- What you should do -
Scan the data for "which" and copy the lines it appears in.
----- Data extract
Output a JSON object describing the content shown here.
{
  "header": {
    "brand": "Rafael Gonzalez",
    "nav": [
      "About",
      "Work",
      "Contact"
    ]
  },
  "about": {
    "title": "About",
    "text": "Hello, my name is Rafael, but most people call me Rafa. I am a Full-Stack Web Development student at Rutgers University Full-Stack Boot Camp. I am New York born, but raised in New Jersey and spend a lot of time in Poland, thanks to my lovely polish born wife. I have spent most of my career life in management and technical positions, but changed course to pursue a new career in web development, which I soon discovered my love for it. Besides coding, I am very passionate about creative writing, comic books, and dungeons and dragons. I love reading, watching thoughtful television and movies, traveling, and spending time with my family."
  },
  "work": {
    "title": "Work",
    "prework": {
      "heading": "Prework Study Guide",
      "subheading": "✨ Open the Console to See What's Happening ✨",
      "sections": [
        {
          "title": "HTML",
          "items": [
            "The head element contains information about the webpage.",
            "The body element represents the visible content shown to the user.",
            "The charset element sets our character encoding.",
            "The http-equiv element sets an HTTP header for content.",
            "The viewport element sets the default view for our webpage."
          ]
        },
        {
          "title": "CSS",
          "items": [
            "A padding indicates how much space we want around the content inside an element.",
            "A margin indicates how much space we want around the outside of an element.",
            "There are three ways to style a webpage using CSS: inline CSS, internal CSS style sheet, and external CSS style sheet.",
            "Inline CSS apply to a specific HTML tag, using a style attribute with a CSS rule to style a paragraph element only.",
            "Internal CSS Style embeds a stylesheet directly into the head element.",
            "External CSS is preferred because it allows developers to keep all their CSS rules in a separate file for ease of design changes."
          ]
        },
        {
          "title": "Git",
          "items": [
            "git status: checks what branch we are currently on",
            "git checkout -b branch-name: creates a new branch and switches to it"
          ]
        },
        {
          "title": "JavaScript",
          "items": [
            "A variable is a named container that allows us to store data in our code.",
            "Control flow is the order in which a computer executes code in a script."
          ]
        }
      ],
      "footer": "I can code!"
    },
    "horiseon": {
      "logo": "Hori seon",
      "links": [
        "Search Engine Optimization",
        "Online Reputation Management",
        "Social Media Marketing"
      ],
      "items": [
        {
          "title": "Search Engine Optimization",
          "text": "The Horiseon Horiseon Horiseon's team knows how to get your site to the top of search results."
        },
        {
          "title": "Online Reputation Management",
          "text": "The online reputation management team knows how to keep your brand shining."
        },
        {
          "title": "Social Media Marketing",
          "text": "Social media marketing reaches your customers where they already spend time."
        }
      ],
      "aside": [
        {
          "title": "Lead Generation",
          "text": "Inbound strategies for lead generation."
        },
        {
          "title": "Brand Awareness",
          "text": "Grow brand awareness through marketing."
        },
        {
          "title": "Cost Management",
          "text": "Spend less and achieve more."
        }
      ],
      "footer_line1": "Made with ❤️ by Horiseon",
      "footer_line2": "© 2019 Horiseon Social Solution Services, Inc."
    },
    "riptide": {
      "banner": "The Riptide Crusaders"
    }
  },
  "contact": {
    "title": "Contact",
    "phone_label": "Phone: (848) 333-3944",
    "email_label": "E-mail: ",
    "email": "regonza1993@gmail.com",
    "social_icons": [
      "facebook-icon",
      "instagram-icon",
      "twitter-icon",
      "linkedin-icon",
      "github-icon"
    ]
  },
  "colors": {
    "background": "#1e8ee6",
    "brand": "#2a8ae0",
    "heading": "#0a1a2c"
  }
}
----------
- Exercise solution -
    "text": "Hello, my name is Rafael, but most people call me Rafa. I am a Full-Stack Web Development student at Rutgers University Full-Stack Boot Camp. I am New York born, but raised in New Jersey and spend a lot of time in Poland, thanks to my lovely polish born wife. I have spent most of my career life in management and technical positions, but changed course to pursue a new career in web development, which I soon discovered my love for it. Besides coding, I am very passionate about creative writing, comic books, and dungeons and dragons. I love reading, watching thoughtful television and movies, traveling, and spending time with my family."
            "Control flow is the order in which a computer executes code in a script."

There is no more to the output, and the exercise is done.